◆ **Stated goal**:
Give the data as a numbered list, starting at the line that has "top-bar: mhurwi Account" and stopping after the line that has "chart-title: Total Current". Leave out any blank lines.

-- START OF Stored rows --

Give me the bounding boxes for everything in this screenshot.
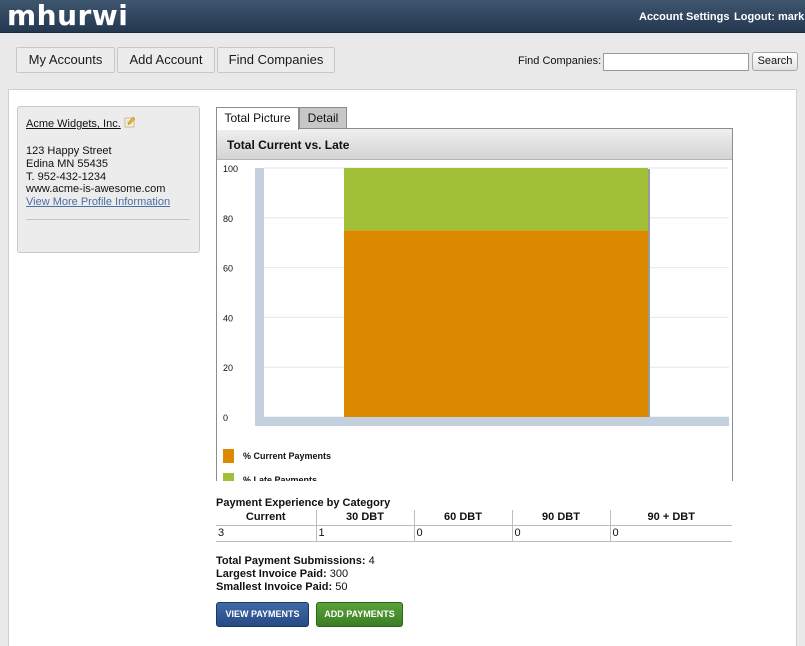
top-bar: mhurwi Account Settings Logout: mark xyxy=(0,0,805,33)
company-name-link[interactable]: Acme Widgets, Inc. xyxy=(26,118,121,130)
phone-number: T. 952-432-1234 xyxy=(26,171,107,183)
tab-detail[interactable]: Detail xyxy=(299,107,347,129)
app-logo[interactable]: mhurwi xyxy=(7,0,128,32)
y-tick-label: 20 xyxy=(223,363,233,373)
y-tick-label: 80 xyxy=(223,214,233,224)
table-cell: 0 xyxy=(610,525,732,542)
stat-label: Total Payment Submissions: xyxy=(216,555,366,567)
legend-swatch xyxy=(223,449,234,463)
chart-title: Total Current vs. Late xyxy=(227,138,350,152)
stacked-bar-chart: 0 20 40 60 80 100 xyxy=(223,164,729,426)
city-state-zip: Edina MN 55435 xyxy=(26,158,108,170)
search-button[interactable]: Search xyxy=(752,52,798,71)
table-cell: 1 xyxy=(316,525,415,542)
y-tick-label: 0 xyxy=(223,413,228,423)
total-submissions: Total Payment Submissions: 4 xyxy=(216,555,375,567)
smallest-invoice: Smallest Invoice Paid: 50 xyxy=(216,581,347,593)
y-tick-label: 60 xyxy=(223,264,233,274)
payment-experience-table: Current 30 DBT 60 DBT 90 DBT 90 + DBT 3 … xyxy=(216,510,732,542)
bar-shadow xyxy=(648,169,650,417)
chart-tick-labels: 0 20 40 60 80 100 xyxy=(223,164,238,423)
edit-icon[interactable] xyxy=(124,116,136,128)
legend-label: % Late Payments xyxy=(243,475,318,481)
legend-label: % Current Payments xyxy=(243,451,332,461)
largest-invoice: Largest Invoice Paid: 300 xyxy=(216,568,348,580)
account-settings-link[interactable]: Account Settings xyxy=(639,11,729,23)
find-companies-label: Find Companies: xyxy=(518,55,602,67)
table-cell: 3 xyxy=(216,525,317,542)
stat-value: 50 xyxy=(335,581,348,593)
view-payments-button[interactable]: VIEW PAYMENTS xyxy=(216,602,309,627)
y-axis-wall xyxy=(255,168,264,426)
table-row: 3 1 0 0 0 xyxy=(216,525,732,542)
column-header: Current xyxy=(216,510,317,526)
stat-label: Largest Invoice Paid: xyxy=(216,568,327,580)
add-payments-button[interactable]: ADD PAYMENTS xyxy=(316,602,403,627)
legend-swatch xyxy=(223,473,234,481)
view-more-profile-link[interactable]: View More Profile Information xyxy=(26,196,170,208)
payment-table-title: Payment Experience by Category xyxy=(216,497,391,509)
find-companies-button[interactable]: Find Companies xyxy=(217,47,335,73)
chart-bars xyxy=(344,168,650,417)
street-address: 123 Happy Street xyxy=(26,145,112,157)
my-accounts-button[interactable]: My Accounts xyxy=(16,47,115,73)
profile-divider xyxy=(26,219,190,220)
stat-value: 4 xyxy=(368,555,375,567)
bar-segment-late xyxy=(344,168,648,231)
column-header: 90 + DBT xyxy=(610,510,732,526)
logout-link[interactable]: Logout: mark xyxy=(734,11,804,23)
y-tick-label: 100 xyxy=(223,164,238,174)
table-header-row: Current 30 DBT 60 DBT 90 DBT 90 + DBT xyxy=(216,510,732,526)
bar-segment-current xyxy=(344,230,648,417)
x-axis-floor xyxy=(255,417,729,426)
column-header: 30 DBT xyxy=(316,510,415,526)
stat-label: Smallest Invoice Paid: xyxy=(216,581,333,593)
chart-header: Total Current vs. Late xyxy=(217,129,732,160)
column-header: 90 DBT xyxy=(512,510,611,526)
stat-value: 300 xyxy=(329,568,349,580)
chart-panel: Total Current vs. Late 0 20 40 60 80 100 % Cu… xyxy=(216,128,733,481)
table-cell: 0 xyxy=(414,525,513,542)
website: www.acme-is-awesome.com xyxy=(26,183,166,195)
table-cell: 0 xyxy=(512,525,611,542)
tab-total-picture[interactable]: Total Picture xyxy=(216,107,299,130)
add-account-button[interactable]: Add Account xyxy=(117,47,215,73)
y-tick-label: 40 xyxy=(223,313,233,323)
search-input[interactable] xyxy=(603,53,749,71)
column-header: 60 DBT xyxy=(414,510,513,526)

-- END OF Stored rows --

◆ **Result of this exercise**:
1. top-bar: mhurwi Account Settings Logout: mark xyxy=(0,0,805,33)
2. company-name-link[interactable]: Acme Widgets, Inc. xyxy=(26,118,121,130)
3. phone-number: T. 952-432-1234 xyxy=(26,171,107,183)
4. tab-detail[interactable]: Detail xyxy=(299,107,347,129)
5. app-logo[interactable]: mhurwi xyxy=(7,0,128,32)
6. y-tick-label: 20 xyxy=(223,363,233,373)
7. y-tick-label: 80 xyxy=(223,214,233,224)
8. table-cell: 0 xyxy=(610,525,732,542)
9. stat-label: Total Payment Submissions: xyxy=(216,555,366,567)
10. legend-swatch xyxy=(223,449,234,463)
11. chart-title: Total Current vs. Late xyxy=(227,138,350,152)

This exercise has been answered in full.